## [Goal of the exercise]
Filter the entries and keep only the lines where the string "гнойно" appears.

## [Given records]
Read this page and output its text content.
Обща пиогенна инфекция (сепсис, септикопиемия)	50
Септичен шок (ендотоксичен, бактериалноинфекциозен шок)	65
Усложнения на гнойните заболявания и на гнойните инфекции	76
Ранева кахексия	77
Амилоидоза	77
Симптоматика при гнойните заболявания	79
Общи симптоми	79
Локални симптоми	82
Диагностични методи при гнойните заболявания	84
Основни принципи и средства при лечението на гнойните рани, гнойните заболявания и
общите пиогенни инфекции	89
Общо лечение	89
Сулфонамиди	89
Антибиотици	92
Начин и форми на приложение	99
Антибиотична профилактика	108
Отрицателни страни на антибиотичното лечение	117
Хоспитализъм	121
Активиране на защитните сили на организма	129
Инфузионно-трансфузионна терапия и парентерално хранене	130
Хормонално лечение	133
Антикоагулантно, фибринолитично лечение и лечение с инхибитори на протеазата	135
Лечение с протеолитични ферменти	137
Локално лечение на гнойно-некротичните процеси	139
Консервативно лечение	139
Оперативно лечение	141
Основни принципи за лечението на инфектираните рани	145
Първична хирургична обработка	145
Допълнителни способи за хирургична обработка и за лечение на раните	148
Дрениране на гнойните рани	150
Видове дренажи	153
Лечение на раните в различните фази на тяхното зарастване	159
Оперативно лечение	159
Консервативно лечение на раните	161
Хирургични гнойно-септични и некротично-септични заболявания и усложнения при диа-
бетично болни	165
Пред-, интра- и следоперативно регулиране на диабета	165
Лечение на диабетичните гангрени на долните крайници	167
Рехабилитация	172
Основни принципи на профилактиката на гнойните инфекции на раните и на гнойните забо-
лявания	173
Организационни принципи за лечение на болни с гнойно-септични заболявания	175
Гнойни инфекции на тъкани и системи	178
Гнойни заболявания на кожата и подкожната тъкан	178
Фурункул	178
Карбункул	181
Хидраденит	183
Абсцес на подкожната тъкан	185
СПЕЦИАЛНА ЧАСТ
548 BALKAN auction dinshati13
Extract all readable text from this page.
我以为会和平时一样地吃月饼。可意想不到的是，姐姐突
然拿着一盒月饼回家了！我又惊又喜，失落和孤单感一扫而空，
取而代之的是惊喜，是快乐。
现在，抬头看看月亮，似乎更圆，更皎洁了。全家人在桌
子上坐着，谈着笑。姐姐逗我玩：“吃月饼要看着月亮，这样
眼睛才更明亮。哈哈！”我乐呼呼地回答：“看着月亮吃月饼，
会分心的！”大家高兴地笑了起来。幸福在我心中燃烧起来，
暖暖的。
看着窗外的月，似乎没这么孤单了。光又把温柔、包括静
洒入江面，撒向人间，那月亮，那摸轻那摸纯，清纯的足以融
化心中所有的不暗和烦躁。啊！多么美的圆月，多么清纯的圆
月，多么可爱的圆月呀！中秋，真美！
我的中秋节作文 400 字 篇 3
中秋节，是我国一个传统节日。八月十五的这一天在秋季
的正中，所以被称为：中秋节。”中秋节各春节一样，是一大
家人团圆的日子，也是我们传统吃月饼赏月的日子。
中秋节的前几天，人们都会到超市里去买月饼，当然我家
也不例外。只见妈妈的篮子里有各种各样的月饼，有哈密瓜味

## [Completed task]
Локално лечение на гнойно-некротичните процеси	139
Хирургични гнойно-септични и некротично-септични заболявания и усложнения при диа-
Организационни принципи за лечение на болни с гнойно-септични заболявания	175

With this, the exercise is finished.